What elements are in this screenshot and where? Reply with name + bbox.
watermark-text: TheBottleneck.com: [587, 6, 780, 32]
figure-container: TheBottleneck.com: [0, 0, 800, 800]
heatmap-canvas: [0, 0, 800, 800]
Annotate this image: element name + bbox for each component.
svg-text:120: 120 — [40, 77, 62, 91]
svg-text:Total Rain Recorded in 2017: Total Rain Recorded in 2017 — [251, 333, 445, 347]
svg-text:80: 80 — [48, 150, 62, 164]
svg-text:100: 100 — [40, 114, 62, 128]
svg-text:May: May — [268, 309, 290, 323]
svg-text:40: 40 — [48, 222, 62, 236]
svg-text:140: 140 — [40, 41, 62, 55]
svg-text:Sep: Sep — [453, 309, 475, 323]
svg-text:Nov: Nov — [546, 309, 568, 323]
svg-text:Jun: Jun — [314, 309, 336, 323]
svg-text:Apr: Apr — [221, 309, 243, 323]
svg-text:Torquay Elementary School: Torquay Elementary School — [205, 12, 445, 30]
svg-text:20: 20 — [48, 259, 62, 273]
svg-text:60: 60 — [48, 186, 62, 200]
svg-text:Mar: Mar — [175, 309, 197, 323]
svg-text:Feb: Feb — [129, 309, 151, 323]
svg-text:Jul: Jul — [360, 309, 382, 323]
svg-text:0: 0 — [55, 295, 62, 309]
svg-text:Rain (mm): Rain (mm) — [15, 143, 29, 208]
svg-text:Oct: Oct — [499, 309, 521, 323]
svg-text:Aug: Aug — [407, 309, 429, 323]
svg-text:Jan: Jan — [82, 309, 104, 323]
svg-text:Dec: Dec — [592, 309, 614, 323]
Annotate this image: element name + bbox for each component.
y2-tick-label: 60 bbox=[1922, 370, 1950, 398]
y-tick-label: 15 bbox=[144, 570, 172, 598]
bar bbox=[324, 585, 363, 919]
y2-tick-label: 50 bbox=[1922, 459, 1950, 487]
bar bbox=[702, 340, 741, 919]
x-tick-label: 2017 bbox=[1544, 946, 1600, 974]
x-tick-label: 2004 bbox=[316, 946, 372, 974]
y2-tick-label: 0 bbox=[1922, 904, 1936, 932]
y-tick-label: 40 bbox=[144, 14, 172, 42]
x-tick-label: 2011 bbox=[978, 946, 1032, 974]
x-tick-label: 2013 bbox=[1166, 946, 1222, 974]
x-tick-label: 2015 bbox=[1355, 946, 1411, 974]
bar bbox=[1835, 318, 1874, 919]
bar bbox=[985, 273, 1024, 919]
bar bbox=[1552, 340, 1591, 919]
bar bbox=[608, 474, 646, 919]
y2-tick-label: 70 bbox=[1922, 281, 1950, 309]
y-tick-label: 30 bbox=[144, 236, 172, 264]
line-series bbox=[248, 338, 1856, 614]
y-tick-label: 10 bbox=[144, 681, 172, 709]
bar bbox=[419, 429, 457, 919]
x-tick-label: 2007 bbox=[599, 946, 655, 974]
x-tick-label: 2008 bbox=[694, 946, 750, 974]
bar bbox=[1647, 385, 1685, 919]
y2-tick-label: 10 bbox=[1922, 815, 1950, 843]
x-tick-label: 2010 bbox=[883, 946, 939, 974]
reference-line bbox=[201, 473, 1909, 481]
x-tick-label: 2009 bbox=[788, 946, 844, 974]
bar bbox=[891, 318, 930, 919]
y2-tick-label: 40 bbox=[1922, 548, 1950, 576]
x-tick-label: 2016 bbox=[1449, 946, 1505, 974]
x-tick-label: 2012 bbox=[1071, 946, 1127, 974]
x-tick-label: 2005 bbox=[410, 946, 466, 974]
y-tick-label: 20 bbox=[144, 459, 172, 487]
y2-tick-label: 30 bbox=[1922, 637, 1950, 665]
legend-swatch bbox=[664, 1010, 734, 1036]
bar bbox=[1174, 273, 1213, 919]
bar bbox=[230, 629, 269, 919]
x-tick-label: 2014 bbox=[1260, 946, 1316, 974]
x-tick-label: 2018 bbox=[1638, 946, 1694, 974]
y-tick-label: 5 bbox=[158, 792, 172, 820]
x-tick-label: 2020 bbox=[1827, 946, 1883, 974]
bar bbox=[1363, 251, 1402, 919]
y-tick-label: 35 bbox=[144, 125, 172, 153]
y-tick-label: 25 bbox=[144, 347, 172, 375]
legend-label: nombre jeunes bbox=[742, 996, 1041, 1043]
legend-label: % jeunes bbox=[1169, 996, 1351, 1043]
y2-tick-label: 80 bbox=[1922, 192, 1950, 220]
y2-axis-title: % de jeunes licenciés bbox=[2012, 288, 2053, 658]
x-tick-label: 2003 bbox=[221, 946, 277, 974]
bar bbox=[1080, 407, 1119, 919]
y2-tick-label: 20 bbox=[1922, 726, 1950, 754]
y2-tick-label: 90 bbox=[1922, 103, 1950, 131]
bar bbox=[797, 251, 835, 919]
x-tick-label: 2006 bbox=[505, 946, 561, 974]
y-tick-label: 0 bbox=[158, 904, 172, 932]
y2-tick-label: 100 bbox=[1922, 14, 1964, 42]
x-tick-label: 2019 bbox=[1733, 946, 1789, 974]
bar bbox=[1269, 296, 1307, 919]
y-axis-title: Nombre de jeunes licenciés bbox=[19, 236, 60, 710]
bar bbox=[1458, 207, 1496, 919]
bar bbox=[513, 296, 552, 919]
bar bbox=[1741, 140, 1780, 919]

Given task: Could you quote all of the rows above word for word, line by line, without changing anything?

Complete answer:
What elements are in this screenshot and where? Reply with name + bbox.
watermark-text: TheBottleneck.com: [587, 6, 780, 32]
figure-container: TheBottleneck.com: [0, 0, 800, 800]
heatmap-canvas: [0, 0, 800, 800]
Annotate this image: element name + bbox for each component.
svg-text:120: 120 — [40, 77, 62, 91]
svg-text:Total Rain Recorded in 2017: Total Rain Recorded in 2017 — [251, 333, 445, 347]
svg-text:80: 80 — [48, 150, 62, 164]
svg-text:100: 100 — [40, 114, 62, 128]
svg-text:May: May — [268, 309, 290, 323]
svg-text:40: 40 — [48, 222, 62, 236]
svg-text:140: 140 — [40, 41, 62, 55]
svg-text:Sep: Sep — [453, 309, 475, 323]
svg-text:Nov: Nov — [546, 309, 568, 323]
svg-text:Jun: Jun — [314, 309, 336, 323]
svg-text:Apr: Apr — [221, 309, 243, 323]
svg-text:Torquay Elementary School: Torquay Elementary School — [205, 12, 445, 30]
svg-text:20: 20 — [48, 259, 62, 273]
svg-text:60: 60 — [48, 186, 62, 200]
svg-text:Mar: Mar — [175, 309, 197, 323]
svg-text:Feb: Feb — [129, 309, 151, 323]
svg-text:Jul: Jul — [360, 309, 382, 323]
svg-text:0: 0 — [55, 295, 62, 309]
svg-text:Rain (mm): Rain (mm) — [15, 143, 29, 208]
svg-text:Oct: Oct — [499, 309, 521, 323]
svg-text:Aug: Aug — [407, 309, 429, 323]
svg-text:Jan: Jan — [82, 309, 104, 323]
svg-text:Dec: Dec — [592, 309, 614, 323]
Annotate this image: element name + bbox for each component.
y2-tick-label: 60 bbox=[1922, 370, 1950, 398]
y-tick-label: 15 bbox=[144, 570, 172, 598]
bar bbox=[324, 585, 363, 919]
y2-tick-label: 50 bbox=[1922, 459, 1950, 487]
bar bbox=[702, 340, 741, 919]
x-tick-label: 2017 bbox=[1544, 946, 1600, 974]
x-tick-label: 2004 bbox=[316, 946, 372, 974]
y2-tick-label: 0 bbox=[1922, 904, 1936, 932]
y-tick-label: 40 bbox=[144, 14, 172, 42]
x-tick-label: 2011 bbox=[978, 946, 1032, 974]
x-tick-label: 2013 bbox=[1166, 946, 1222, 974]
x-tick-label: 2015 bbox=[1355, 946, 1411, 974]
bar bbox=[1835, 318, 1874, 919]
bar bbox=[985, 273, 1024, 919]
bar bbox=[1552, 340, 1591, 919]
bar bbox=[608, 474, 646, 919]
y2-tick-label: 70 bbox=[1922, 281, 1950, 309]
y-tick-label: 30 bbox=[144, 236, 172, 264]
line-series bbox=[248, 338, 1856, 614]
y-tick-label: 10 bbox=[144, 681, 172, 709]
bar bbox=[419, 429, 457, 919]
x-tick-label: 2007 bbox=[599, 946, 655, 974]
x-tick-label: 2008 bbox=[694, 946, 750, 974]
bar bbox=[1647, 385, 1685, 919]
y2-tick-label: 10 bbox=[1922, 815, 1950, 843]
x-tick-label: 2010 bbox=[883, 946, 939, 974]
reference-line bbox=[201, 473, 1909, 481]
x-tick-label: 2009 bbox=[788, 946, 844, 974]
bar bbox=[891, 318, 930, 919]
y2-tick-label: 40 bbox=[1922, 548, 1950, 576]
x-tick-label: 2016 bbox=[1449, 946, 1505, 974]
x-tick-label: 2012 bbox=[1071, 946, 1127, 974]
x-tick-label: 2005 bbox=[410, 946, 466, 974]
y-tick-label: 20 bbox=[144, 459, 172, 487]
y2-tick-label: 30 bbox=[1922, 637, 1950, 665]
legend-swatch bbox=[664, 1010, 734, 1036]
bar bbox=[1174, 273, 1213, 919]
bar bbox=[230, 629, 269, 919]
x-tick-label: 2014 bbox=[1260, 946, 1316, 974]
x-tick-label: 2018 bbox=[1638, 946, 1694, 974]
y-tick-label: 5 bbox=[158, 792, 172, 820]
x-tick-label: 2020 bbox=[1827, 946, 1883, 974]
bar bbox=[1363, 251, 1402, 919]
y-tick-label: 35 bbox=[144, 125, 172, 153]
y-tick-label: 25 bbox=[144, 347, 172, 375]
legend-label: nombre jeunes bbox=[742, 996, 1041, 1043]
legend-label: % jeunes bbox=[1169, 996, 1351, 1043]
y2-tick-label: 80 bbox=[1922, 192, 1950, 220]
y2-axis-title: % de jeunes licenciés bbox=[2012, 288, 2053, 658]
x-tick-label: 2003 bbox=[221, 946, 277, 974]
bar bbox=[1080, 407, 1119, 919]
y2-tick-label: 20 bbox=[1922, 726, 1950, 754]
y2-tick-label: 90 bbox=[1922, 103, 1950, 131]
bar bbox=[797, 251, 835, 919]
x-tick-label: 2006 bbox=[505, 946, 561, 974]
y-tick-label: 0 bbox=[158, 904, 172, 932]
y2-tick-label: 100 bbox=[1922, 14, 1964, 42]
x-tick-label: 2019 bbox=[1733, 946, 1789, 974]
bar bbox=[1269, 296, 1307, 919]
y-axis-title: Nombre de jeunes licenciés bbox=[19, 236, 60, 710]
bar bbox=[1458, 207, 1496, 919]
bar bbox=[513, 296, 552, 919]
bar bbox=[1741, 140, 1780, 919]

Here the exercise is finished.